TASK INSTRUCTIONS: Print the line containing "Give me a plain-text" and each line after it through the end, please, with nothing added.

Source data
++++++

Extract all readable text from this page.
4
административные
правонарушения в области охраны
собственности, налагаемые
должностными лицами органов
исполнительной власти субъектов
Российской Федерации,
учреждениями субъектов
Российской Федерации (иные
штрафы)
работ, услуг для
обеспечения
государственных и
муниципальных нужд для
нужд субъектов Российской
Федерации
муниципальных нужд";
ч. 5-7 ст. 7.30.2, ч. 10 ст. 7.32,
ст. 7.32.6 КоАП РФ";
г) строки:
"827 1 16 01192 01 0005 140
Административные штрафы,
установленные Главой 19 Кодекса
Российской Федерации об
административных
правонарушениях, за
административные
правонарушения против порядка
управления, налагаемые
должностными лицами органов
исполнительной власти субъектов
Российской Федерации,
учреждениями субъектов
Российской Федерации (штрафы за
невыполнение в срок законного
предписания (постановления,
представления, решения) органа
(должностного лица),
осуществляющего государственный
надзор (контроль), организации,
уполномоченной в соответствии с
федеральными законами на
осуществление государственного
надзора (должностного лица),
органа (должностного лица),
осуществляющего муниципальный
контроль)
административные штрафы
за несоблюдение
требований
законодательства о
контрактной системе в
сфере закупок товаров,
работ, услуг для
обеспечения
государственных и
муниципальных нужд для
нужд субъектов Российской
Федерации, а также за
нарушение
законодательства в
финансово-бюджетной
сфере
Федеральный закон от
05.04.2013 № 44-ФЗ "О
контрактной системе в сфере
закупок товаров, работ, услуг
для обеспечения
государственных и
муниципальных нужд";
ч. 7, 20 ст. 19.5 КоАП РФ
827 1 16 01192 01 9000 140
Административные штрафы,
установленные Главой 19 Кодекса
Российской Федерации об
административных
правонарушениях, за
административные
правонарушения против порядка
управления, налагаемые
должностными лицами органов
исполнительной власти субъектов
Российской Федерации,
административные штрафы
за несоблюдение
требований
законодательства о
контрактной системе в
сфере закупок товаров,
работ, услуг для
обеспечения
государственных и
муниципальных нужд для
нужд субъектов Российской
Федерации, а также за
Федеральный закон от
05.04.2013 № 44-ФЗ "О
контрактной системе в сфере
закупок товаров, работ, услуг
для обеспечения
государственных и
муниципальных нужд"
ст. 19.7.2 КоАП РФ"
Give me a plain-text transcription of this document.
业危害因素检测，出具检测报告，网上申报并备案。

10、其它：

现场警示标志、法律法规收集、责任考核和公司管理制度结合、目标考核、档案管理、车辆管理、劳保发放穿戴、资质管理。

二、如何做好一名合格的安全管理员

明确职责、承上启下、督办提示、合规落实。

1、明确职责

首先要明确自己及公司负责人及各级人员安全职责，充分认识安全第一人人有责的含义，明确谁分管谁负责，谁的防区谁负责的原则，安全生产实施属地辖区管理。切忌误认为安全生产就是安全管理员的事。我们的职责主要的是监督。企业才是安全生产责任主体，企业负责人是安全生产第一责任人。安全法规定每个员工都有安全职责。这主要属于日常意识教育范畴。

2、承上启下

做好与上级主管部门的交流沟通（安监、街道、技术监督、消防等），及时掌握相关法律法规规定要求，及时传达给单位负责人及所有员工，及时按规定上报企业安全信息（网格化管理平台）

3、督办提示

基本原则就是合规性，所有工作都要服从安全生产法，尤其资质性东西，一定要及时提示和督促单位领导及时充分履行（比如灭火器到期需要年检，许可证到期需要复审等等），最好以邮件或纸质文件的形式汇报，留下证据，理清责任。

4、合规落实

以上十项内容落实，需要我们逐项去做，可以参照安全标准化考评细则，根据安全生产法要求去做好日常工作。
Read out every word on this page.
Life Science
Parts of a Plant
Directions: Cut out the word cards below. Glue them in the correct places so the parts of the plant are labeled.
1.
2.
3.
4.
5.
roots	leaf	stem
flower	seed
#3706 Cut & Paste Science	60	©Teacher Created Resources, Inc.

++++++

FINISHED ANSWER:
Give me a plain-text transcription of this document.
业危害因素检测，出具检测报告，网上申报并备案。

10、其它：

现场警示标志、法律法规收集、责任考核和公司管理制度结合、目标考核、档案管理、车辆管理、劳保发放穿戴、资质管理。

二、如何做好一名合格的安全管理员

明确职责、承上启下、督办提示、合规落实。

1、明确职责

首先要明确自己及公司负责人及各级人员安全职责，充分认识安全第一人人有责的含义，明确谁分管谁负责，谁的防区谁负责的原则，安全生产实施属地辖区管理。切忌误认为安全生产就是安全管理员的事。我们的职责主要的是监督。企业才是安全生产责任主体，企业负责人是安全生产第一责任人。安全法规定每个员工都有安全职责。这主要属于日常意识教育范畴。

2、承上启下

做好与上级主管部门的交流沟通（安监、街道、技术监督、消防等），及时掌握相关法律法规规定要求，及时传达给单位负责人及所有员工，及时按规定上报企业安全信息（网格化管理平台）

3、督办提示

基本原则就是合规性，所有工作都要服从安全生产法，尤其资质性东西，一定要及时提示和督促单位领导及时充分履行（比如灭火器到期需要年检，许可证到期需要复审等等），最好以邮件或纸质文件的形式汇报，留下证据，理清责任。

4、合规落实

以上十项内容落实，需要我们逐项去做，可以参照安全标准化考评细则，根据安全生产法要求去做好日常工作。
Read out every word on this page.
Life Science
Parts of a Plant
Directions: Cut out the word cards below. Glue them in the correct places so the parts of the plant are labeled.
1.
2.
3.
4.
5.
roots	leaf	stem
flower	seed
#3706 Cut & Paste Science	60	©Teacher Created Resources, Inc.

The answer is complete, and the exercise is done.